What to work on:
Across the entries below, count the lines in which the word "University" occurs. Reply with the count alone.

↓

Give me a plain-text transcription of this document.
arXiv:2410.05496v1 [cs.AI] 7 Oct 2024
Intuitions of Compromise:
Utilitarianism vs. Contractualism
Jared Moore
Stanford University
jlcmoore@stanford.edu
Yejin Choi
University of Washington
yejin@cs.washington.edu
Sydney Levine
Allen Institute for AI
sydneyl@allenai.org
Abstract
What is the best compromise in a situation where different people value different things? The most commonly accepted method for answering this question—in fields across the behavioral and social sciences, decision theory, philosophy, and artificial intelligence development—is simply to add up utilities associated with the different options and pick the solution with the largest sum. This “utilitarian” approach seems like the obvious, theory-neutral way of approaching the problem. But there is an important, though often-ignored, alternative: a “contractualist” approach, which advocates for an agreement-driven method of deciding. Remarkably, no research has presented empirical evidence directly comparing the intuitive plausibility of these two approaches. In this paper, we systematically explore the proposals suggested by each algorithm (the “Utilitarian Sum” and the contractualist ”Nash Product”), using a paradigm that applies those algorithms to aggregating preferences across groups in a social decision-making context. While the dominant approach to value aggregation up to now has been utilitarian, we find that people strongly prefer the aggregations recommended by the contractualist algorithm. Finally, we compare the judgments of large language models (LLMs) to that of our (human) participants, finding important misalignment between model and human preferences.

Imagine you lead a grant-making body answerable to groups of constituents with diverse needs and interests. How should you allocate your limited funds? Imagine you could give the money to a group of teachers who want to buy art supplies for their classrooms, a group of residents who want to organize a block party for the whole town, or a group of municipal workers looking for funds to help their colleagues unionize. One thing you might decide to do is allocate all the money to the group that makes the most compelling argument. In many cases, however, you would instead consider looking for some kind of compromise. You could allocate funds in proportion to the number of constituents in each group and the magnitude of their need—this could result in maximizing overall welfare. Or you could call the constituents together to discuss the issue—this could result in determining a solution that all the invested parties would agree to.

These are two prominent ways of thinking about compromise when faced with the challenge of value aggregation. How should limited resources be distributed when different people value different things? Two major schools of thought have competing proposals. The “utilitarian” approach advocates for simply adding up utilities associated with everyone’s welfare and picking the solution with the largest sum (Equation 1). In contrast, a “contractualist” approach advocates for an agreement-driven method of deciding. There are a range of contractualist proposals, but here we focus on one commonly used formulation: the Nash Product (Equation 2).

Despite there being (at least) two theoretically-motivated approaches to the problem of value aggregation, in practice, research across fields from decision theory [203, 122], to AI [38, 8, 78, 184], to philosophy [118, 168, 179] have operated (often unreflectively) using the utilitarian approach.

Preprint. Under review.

↑
↓

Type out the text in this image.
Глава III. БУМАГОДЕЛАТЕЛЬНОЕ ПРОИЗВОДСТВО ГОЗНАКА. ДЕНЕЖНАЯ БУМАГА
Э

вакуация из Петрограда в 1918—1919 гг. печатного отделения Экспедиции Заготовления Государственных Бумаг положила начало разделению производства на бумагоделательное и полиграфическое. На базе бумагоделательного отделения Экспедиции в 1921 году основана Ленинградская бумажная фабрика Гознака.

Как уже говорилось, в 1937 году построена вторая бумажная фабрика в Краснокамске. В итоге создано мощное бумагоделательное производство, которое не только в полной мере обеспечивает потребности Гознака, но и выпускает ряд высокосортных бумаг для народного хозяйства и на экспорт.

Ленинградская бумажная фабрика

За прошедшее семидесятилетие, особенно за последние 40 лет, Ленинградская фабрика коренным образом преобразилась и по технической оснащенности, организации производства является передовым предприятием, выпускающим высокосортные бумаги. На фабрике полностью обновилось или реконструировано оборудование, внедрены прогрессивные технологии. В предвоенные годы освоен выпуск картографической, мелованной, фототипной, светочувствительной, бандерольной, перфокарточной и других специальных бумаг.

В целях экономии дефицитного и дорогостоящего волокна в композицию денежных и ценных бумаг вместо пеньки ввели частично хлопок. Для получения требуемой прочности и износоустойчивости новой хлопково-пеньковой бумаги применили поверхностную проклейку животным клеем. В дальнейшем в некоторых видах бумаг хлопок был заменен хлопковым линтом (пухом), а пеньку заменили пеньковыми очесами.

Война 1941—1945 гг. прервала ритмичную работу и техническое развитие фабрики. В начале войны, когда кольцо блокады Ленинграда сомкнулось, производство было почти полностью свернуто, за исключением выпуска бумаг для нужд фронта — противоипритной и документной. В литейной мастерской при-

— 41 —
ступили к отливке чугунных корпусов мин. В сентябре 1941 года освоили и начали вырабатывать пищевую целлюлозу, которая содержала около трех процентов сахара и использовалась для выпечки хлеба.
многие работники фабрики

↑

Answer to this task:
2